Extracted entries:
---
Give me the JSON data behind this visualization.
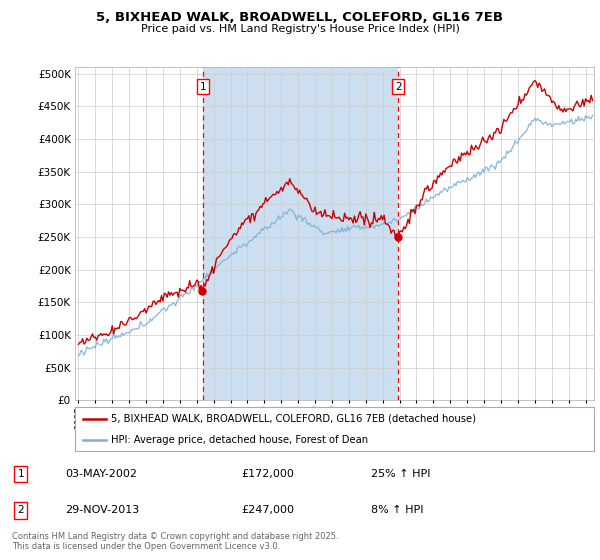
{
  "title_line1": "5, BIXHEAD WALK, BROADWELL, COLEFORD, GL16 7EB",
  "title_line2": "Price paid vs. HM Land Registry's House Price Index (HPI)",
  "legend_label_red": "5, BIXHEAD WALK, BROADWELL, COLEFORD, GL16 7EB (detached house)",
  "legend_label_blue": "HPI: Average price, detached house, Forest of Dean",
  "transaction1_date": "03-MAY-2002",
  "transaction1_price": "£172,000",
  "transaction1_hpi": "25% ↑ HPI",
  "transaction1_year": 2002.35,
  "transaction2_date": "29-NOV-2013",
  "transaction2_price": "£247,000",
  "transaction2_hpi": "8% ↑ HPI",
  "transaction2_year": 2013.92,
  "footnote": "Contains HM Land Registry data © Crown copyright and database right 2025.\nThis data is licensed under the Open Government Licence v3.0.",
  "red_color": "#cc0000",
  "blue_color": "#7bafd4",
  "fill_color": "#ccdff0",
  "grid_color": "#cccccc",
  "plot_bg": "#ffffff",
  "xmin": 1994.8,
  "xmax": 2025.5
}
---
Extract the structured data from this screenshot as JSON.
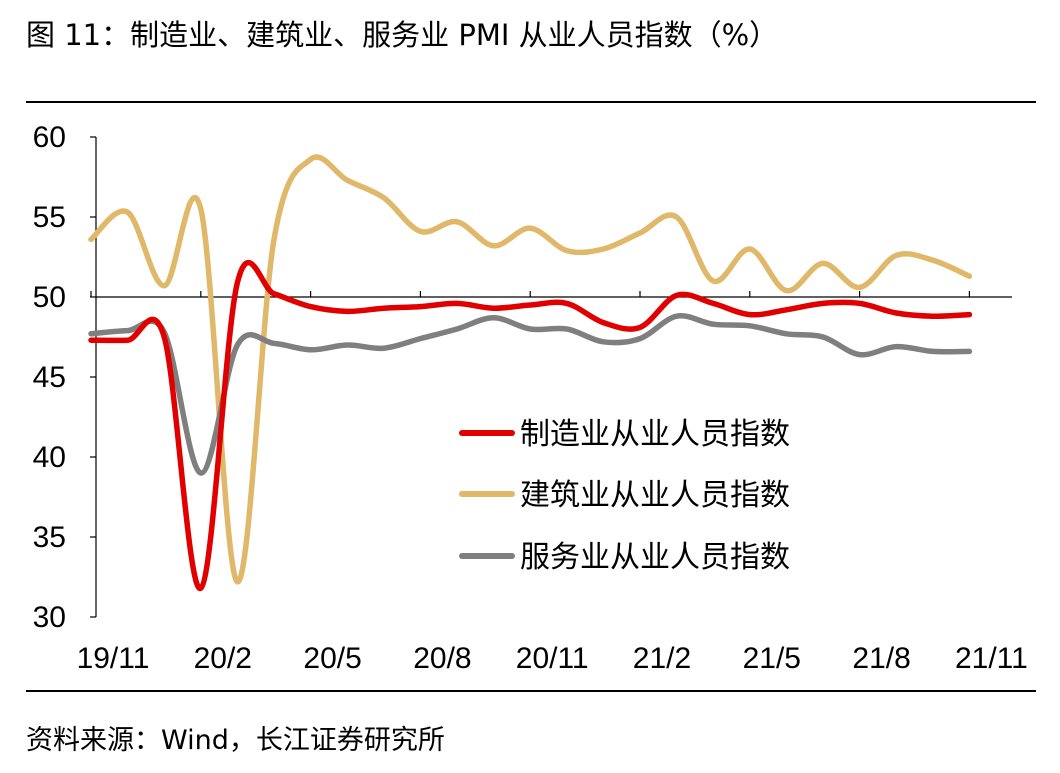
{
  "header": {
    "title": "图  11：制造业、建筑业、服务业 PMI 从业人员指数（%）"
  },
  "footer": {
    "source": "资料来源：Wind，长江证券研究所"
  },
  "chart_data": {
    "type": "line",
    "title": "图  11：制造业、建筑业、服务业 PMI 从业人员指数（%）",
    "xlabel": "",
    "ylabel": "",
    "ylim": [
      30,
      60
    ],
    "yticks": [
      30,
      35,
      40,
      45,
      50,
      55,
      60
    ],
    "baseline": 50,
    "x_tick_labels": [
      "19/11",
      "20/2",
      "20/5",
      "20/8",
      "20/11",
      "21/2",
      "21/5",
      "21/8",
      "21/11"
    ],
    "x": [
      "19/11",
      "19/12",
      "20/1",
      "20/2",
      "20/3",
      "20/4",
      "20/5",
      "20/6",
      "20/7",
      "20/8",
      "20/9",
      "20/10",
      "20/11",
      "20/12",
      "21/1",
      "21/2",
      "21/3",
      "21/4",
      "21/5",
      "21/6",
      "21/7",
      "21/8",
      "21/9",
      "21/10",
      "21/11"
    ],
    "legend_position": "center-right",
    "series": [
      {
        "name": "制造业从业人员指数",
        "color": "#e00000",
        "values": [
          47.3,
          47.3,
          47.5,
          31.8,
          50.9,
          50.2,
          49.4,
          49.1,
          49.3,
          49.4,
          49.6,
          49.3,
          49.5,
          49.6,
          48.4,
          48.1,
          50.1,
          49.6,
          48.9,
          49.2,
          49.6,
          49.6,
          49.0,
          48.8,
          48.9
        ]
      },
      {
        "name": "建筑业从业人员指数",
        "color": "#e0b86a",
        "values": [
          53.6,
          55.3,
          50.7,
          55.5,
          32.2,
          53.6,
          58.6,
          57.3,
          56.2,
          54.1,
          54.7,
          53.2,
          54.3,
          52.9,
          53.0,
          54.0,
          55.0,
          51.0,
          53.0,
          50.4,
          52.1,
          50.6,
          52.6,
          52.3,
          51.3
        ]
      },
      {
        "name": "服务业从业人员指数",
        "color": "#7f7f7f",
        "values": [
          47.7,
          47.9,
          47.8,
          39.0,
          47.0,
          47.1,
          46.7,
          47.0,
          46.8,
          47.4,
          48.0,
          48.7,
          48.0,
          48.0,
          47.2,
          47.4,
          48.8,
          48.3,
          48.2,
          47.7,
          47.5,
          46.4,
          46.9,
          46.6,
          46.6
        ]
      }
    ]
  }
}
---
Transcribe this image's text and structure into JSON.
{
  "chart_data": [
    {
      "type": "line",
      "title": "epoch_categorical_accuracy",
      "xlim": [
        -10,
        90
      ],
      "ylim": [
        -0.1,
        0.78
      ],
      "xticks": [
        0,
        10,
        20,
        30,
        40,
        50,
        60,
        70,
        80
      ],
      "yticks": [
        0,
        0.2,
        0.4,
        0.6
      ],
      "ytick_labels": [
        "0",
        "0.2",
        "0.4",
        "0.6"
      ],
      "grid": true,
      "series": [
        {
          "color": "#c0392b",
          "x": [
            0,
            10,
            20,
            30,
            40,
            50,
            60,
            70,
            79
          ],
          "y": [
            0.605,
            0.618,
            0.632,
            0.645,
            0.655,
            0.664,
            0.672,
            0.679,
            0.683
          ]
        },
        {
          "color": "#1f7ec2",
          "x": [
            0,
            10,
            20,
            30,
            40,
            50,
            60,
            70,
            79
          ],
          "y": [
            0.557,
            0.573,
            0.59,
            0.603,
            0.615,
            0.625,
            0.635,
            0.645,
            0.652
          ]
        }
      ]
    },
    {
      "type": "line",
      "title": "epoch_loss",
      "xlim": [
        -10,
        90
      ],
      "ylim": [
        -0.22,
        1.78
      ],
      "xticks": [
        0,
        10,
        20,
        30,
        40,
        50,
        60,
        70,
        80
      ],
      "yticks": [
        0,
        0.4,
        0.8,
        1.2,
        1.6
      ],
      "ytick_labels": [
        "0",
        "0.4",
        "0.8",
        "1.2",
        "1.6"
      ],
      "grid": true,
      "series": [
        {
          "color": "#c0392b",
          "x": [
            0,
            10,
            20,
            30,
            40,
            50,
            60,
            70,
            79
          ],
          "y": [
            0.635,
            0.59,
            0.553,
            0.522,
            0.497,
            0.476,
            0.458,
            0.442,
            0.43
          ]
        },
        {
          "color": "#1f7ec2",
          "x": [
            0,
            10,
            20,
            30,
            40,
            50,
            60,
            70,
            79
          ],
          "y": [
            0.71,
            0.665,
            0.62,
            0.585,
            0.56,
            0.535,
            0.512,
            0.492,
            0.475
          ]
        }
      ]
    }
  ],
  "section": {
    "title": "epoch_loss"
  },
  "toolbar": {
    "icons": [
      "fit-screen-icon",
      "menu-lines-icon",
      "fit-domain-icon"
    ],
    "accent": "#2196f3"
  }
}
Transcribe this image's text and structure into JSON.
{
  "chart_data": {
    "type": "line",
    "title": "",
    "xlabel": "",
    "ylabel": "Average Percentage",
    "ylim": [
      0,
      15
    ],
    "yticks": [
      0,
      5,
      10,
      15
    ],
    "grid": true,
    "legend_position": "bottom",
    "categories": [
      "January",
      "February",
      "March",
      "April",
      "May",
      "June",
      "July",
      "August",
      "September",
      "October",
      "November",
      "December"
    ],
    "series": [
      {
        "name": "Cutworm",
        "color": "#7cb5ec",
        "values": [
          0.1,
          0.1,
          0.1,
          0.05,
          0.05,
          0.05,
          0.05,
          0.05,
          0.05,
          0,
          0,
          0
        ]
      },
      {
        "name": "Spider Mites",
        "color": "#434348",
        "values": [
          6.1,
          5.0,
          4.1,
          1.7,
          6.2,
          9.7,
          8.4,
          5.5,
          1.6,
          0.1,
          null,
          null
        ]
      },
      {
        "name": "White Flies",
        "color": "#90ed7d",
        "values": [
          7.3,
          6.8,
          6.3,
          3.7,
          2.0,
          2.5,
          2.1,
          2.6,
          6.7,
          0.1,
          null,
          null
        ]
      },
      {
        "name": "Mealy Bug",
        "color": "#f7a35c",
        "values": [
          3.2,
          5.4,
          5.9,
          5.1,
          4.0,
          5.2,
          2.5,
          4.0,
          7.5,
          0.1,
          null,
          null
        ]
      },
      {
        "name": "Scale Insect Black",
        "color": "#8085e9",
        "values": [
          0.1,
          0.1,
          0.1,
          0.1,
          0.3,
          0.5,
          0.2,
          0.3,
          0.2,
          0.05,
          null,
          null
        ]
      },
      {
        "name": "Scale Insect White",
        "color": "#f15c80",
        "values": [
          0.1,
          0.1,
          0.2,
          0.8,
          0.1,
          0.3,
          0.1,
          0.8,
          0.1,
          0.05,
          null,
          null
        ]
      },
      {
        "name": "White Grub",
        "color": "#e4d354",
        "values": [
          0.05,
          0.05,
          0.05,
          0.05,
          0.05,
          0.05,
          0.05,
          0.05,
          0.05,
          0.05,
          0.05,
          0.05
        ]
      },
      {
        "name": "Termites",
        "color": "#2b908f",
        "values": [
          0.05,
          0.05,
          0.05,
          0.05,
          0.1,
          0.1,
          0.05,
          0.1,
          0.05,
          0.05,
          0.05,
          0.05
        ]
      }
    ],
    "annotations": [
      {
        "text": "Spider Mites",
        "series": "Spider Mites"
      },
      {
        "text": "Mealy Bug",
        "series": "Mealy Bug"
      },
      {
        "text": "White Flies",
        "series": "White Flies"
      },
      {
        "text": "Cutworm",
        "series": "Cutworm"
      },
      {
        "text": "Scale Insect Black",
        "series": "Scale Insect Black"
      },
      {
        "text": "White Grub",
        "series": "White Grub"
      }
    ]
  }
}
---
Direction: Scan the material and collect every line that contains "Land".

Result of this task:
  "title_line2": "Price paid vs. HM Land Registry's House Price Index (HPI)",
  "footnote": "Contains HM Land Registry data © Crown copyright and database right 2025.\nThis data is licensed under the Open Government Licence v3.0.",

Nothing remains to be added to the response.